--- START OF Entries ---

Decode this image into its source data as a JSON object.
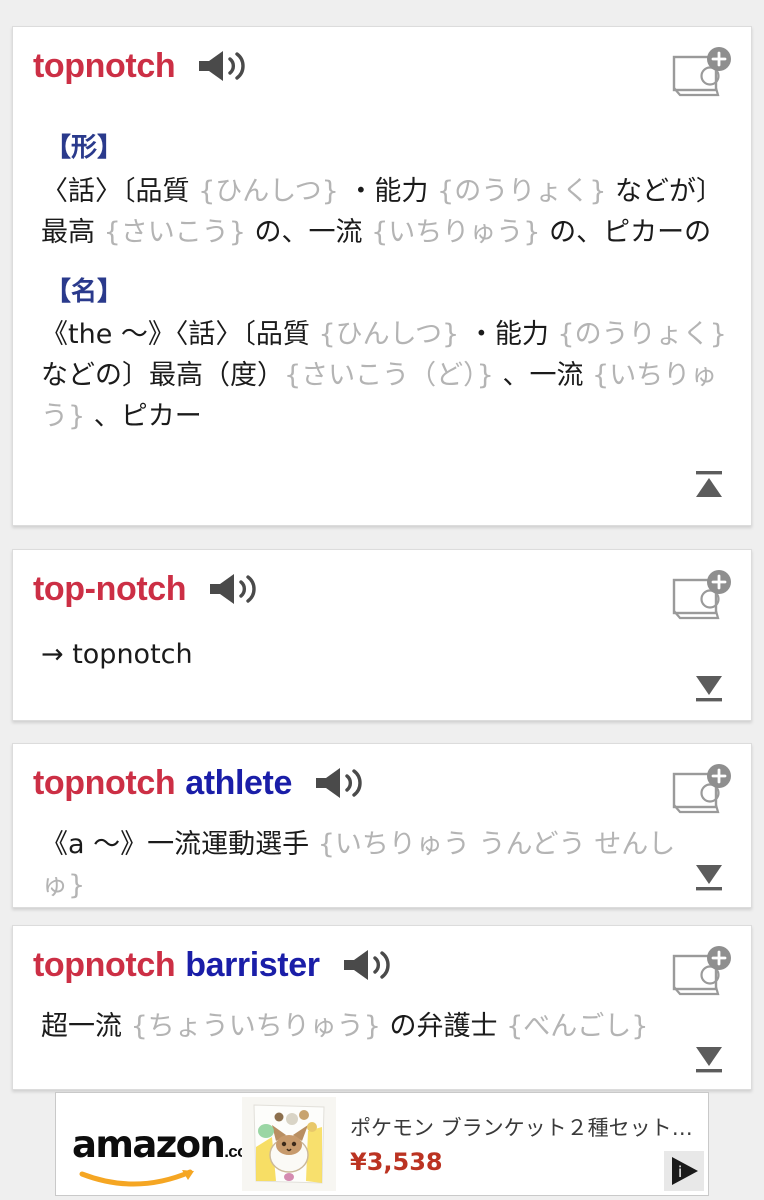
{
  "background_color": "#efefef",
  "colors": {
    "headword_red": "#cc2f45",
    "headword_blue": "#1a1ea8",
    "part_of_speech_blue": "#2a3a8c",
    "furigana_gray": "#b4b4b4",
    "body_text": "#1b1b1b",
    "price_red": "#bb3322"
  },
  "entries": [
    {
      "headword": "topnotch",
      "headword_secondary": "",
      "speaker_icon": "speaker-icon",
      "add_icon": "add-to-notebook-icon",
      "toggle_icon": "collapse-up-icon",
      "senses": [
        {
          "pos": "【形】",
          "parts": [
            {
              "text": "〈話〉〔品質 ",
              "style": "normal"
            },
            {
              "text": "{ひんしつ}",
              "style": "furigana"
            },
            {
              "text": " ・能力 ",
              "style": "normal"
            },
            {
              "text": "{のうりょく}",
              "style": "furigana"
            },
            {
              "text": " などが〕最高 ",
              "style": "normal"
            },
            {
              "text": "{さいこう}",
              "style": "furigana"
            },
            {
              "text": " の、一流 ",
              "style": "normal"
            },
            {
              "text": "{いちりゅう}",
              "style": "furigana"
            },
            {
              "text": " の、ピカーの",
              "style": "normal"
            }
          ]
        },
        {
          "pos": "【名】",
          "parts": [
            {
              "text": "《the ～》〈話〉〔品質 ",
              "style": "normal"
            },
            {
              "text": "{ひんしつ}",
              "style": "furigana"
            },
            {
              "text": " ・能力 ",
              "style": "normal"
            },
            {
              "text": "{のうりょく}",
              "style": "furigana"
            },
            {
              "text": " などの〕最高（度）",
              "style": "normal"
            },
            {
              "text": "{さいこう（ど）}",
              "style": "furigana"
            },
            {
              "text": " 、一流 ",
              "style": "normal"
            },
            {
              "text": "{いちりゅう}",
              "style": "furigana"
            },
            {
              "text": " 、ピカー",
              "style": "normal"
            }
          ]
        }
      ]
    },
    {
      "headword": "top-notch",
      "headword_secondary": "",
      "speaker_icon": "speaker-icon",
      "add_icon": "add-to-notebook-icon",
      "toggle_icon": "expand-down-icon",
      "senses": [
        {
          "pos": "",
          "parts": [
            {
              "text": "→ topnotch",
              "style": "normal"
            }
          ]
        }
      ]
    },
    {
      "headword": "topnotch",
      "headword_secondary": "athlete",
      "speaker_icon": "speaker-icon",
      "add_icon": "add-to-notebook-icon",
      "toggle_icon": "expand-down-icon",
      "senses": [
        {
          "pos": "",
          "parts": [
            {
              "text": "《a ～》一流運動選手 ",
              "style": "normal"
            },
            {
              "text": "{いちりゅう うんどう せんしゅ}",
              "style": "furigana"
            }
          ]
        }
      ]
    },
    {
      "headword": "topnotch",
      "headword_secondary": "barrister",
      "speaker_icon": "speaker-icon",
      "add_icon": "add-to-notebook-icon",
      "toggle_icon": "expand-down-icon",
      "senses": [
        {
          "pos": "",
          "parts": [
            {
              "text": "超一流 ",
              "style": "normal"
            },
            {
              "text": "{ちょういちりゅう}",
              "style": "furigana"
            },
            {
              "text": " の弁護士 ",
              "style": "normal"
            },
            {
              "text": "{べんごし}",
              "style": "furigana"
            }
          ]
        }
      ]
    }
  ],
  "ad": {
    "brand": "amazon",
    "brand_suffix": ".co.jp",
    "thumbnail_alt": "pokemon-blanket-product-photo",
    "title": "ポケモン ブランケット２種セット …",
    "price": "¥3,538",
    "adchoices_icon": "adchoices-icon"
  }
}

--- END OF Entries ---

Task directions
Will you set down the records word for word while leaving out every picture?

Written response
Decode this image into its source data as a JSON object.
{
  "background_color": "#efefef",
  "colors": {
    "headword_red": "#cc2f45",
    "headword_blue": "#1a1ea8",
    "part_of_speech_blue": "#2a3a8c",
    "furigana_gray": "#b4b4b4",
    "body_text": "#1b1b1b",
    "price_red": "#bb3322"
  },
  "entries": [
    {
      "headword": "topnotch",
      "headword_secondary": "",
      "speaker_icon": "speaker-icon",
      "add_icon": "add-to-notebook-icon",
      "toggle_icon": "collapse-up-icon",
      "senses": [
        {
          "pos": "【形】",
          "parts": [
            {
              "text": "〈話〉〔品質 ",
              "style": "normal"
            },
            {
              "text": "{ひんしつ}",
              "style": "furigana"
            },
            {
              "text": " ・能力 ",
              "style": "normal"
            },
            {
              "text": "{のうりょく}",
              "style": "furigana"
            },
            {
              "text": " などが〕最高 ",
              "style": "normal"
            },
            {
              "text": "{さいこう}",
              "style": "furigana"
            },
            {
              "text": " の、一流 ",
              "style": "normal"
            },
            {
              "text": "{いちりゅう}",
              "style": "furigana"
            },
            {
              "text": " の、ピカーの",
              "style": "normal"
            }
          ]
        },
        {
          "pos": "【名】",
          "parts": [
            {
              "text": "《the ～》〈話〉〔品質 ",
              "style": "normal"
            },
            {
              "text": "{ひんしつ}",
              "style": "furigana"
            },
            {
              "text": " ・能力 ",
              "style": "normal"
            },
            {
              "text": "{のうりょく}",
              "style": "furigana"
            },
            {
              "text": " などの〕最高（度）",
              "style": "normal"
            },
            {
              "text": "{さいこう（ど）}",
              "style": "furigana"
            },
            {
              "text": " 、一流 ",
              "style": "normal"
            },
            {
              "text": "{いちりゅう}",
              "style": "furigana"
            },
            {
              "text": " 、ピカー",
              "style": "normal"
            }
          ]
        }
      ]
    },
    {
      "headword": "top-notch",
      "headword_secondary": "",
      "speaker_icon": "speaker-icon",
      "add_icon": "add-to-notebook-icon",
      "toggle_icon": "expand-down-icon",
      "senses": [
        {
          "pos": "",
          "parts": [
            {
              "text": "→ topnotch",
              "style": "normal"
            }
          ]
        }
      ]
    },
    {
      "headword": "topnotch",
      "headword_secondary": "athlete",
      "speaker_icon": "speaker-icon",
      "add_icon": "add-to-notebook-icon",
      "toggle_icon": "expand-down-icon",
      "senses": [
        {
          "pos": "",
          "parts": [
            {
              "text": "《a ～》一流運動選手 ",
              "style": "normal"
            },
            {
              "text": "{いちりゅう うんどう せんしゅ}",
              "style": "furigana"
            }
          ]
        }
      ]
    },
    {
      "headword": "topnotch",
      "headword_secondary": "barrister",
      "speaker_icon": "speaker-icon",
      "add_icon": "add-to-notebook-icon",
      "toggle_icon": "expand-down-icon",
      "senses": [
        {
          "pos": "",
          "parts": [
            {
              "text": "超一流 ",
              "style": "normal"
            },
            {
              "text": "{ちょういちりゅう}",
              "style": "furigana"
            },
            {
              "text": " の弁護士 ",
              "style": "normal"
            },
            {
              "text": "{べんごし}",
              "style": "furigana"
            }
          ]
        }
      ]
    }
  ],
  "ad": {
    "brand": "amazon",
    "brand_suffix": ".co.jp",
    "thumbnail_alt": "pokemon-blanket-product-photo",
    "title": "ポケモン ブランケット２種セット …",
    "price": "¥3,538",
    "adchoices_icon": "adchoices-icon"
  }
}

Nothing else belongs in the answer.